**What the task requires**
Extract all of the entries and set them down verbatim.

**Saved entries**
** begin **
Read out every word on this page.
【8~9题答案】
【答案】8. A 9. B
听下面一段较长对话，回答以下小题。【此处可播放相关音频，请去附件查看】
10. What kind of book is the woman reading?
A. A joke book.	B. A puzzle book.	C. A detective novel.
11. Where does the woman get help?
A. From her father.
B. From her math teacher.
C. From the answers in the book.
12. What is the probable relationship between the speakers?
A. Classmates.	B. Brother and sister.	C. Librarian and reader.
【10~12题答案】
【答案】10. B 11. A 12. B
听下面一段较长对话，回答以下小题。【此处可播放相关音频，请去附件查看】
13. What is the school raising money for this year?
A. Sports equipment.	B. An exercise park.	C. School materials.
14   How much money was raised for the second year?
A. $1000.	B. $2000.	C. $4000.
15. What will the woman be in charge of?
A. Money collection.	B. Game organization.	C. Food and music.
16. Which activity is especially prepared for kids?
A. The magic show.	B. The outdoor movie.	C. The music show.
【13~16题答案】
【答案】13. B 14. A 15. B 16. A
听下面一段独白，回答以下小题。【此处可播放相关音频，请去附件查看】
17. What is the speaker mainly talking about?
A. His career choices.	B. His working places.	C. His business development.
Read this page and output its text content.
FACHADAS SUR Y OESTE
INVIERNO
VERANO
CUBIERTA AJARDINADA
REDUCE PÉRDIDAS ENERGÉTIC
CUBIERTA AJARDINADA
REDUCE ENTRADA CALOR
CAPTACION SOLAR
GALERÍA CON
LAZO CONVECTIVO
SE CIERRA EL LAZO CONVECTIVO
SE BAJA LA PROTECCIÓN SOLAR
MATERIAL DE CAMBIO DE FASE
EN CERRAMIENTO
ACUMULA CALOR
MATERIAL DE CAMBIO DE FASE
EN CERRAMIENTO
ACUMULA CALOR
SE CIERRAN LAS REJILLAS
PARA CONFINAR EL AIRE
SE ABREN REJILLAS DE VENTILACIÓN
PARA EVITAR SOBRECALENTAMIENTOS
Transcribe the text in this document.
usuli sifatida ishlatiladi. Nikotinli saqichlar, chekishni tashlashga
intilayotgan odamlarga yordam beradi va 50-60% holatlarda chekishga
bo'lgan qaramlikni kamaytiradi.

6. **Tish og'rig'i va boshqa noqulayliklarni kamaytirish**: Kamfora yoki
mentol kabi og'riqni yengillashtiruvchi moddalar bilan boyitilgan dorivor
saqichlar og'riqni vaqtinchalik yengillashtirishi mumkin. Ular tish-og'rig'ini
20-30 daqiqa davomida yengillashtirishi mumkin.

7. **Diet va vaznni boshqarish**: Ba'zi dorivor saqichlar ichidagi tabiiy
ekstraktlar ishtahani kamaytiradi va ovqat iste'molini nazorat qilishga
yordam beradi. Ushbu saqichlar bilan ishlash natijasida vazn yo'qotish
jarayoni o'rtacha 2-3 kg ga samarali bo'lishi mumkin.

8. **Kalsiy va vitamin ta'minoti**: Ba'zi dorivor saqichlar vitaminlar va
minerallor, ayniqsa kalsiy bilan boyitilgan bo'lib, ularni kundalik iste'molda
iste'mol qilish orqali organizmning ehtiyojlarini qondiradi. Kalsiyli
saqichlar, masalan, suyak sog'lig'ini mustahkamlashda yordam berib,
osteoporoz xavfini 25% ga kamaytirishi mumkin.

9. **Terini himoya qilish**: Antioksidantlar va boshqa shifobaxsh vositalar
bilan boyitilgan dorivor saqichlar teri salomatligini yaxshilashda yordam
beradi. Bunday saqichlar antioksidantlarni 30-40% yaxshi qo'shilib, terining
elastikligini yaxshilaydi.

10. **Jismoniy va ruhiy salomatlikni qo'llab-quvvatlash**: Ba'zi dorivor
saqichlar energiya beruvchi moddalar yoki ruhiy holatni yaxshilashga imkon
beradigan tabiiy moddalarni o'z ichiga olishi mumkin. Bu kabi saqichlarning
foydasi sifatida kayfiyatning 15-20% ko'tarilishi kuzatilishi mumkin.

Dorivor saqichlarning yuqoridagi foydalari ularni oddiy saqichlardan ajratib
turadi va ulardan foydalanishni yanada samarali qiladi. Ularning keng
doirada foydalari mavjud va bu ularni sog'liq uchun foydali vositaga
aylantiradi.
** end **
**Written answer**
Read out every word on this page.
【8~9题答案】
【答案】8. A 9. B
听下面一段较长对话，回答以下小题。【此处可播放相关音频，请去附件查看】
10. What kind of book is the woman reading?
A. A joke book.	B. A puzzle book.	C. A detective novel.
11. Where does the woman get help?
A. From her father.
B. From her math teacher.
C. From the answers in the book.
12. What is the probable relationship between the speakers?
A. Classmates.	B. Brother and sister.	C. Librarian and reader.
【10~12题答案】
【答案】10. B 11. A 12. B
听下面一段较长对话，回答以下小题。【此处可播放相关音频，请去附件查看】
13. What is the school raising money for this year?
A. Sports equipment.	B. An exercise park.	C. School materials.
14   How much money was raised for the second year?
A. $1000.	B. $2000.	C. $4000.
15. What will the woman be in charge of?
A. Money collection.	B. Game organization.	C. Food and music.
16. Which activity is especially prepared for kids?
A. The magic show.	B. The outdoor movie.	C. The music show.
【13~16题答案】
【答案】13. B 14. A 15. B 16. A
听下面一段独白，回答以下小题。【此处可播放相关音频，请去附件查看】
17. What is the speaker mainly talking about?
A. His career choices.	B. His working places.	C. His business development.
Read this page and output its text content.
FACHADAS SUR Y OESTE
INVIERNO
VERANO
CUBIERTA AJARDINADA
REDUCE PÉRDIDAS ENERGÉTIC
CUBIERTA AJARDINADA
REDUCE ENTRADA CALOR
CAPTACION SOLAR
GALERÍA CON
LAZO CONVECTIVO
SE CIERRA EL LAZO CONVECTIVO
SE BAJA LA PROTECCIÓN SOLAR
MATERIAL DE CAMBIO DE FASE
EN CERRAMIENTO
ACUMULA CALOR
MATERIAL DE CAMBIO DE FASE
EN CERRAMIENTO
ACUMULA CALOR
SE CIERRAN LAS REJILLAS
PARA CONFINAR EL AIRE
SE ABREN REJILLAS DE VENTILACIÓN
PARA EVITAR SOBRECALENTAMIENTOS
Transcribe the text in this document.
usuli sifatida ishlatiladi. Nikotinli saqichlar, chekishni tashlashga
intilayotgan odamlarga yordam beradi va 50-60% holatlarda chekishga
bo'lgan qaramlikni kamaytiradi.

6. **Tish og'rig'i va boshqa noqulayliklarni kamaytirish**: Kamfora yoki
mentol kabi og'riqni yengillashtiruvchi moddalar bilan boyitilgan dorivor
saqichlar og'riqni vaqtinchalik yengillashtirishi mumkin. Ular tish-og'rig'ini
20-30 daqiqa davomida yengillashtirishi mumkin.

7. **Diet va vaznni boshqarish**: Ba'zi dorivor saqichlar ichidagi tabiiy
ekstraktlar ishtahani kamaytiradi va ovqat iste'molini nazorat qilishga
yordam beradi. Ushbu saqichlar bilan ishlash natijasida vazn yo'qotish
jarayoni o'rtacha 2-3 kg ga samarali bo'lishi mumkin.

8. **Kalsiy va vitamin ta'minoti**: Ba'zi dorivor saqichlar vitaminlar va
minerallor, ayniqsa kalsiy bilan boyitilgan bo'lib, ularni kundalik iste'molda
iste'mol qilish orqali organizmning ehtiyojlarini qondiradi. Kalsiyli
saqichlar, masalan, suyak sog'lig'ini mustahkamlashda yordam berib,
osteoporoz xavfini 25% ga kamaytirishi mumkin.

9. **Terini himoya qilish**: Antioksidantlar va boshqa shifobaxsh vositalar
bilan boyitilgan dorivor saqichlar teri salomatligini yaxshilashda yordam
beradi. Bunday saqichlar antioksidantlarni 30-40% yaxshi qo'shilib, terining
elastikligini yaxshilaydi.

10. **Jismoniy va ruhiy salomatlikni qo'llab-quvvatlash**: Ba'zi dorivor
saqichlar energiya beruvchi moddalar yoki ruhiy holatni yaxshilashga imkon
beradigan tabiiy moddalarni o'z ichiga olishi mumkin. Bu kabi saqichlarning
foydasi sifatida kayfiyatning 15-20% ko'tarilishi kuzatilishi mumkin.

Dorivor saqichlarning yuqoridagi foydalari ularni oddiy saqichlardan ajratib
turadi va ulardan foydalanishni yanada samarali qiladi. Ularning keng
doirada foydalari mavjud va bu ularni sog'liq uchun foydali vositaga
aylantiradi.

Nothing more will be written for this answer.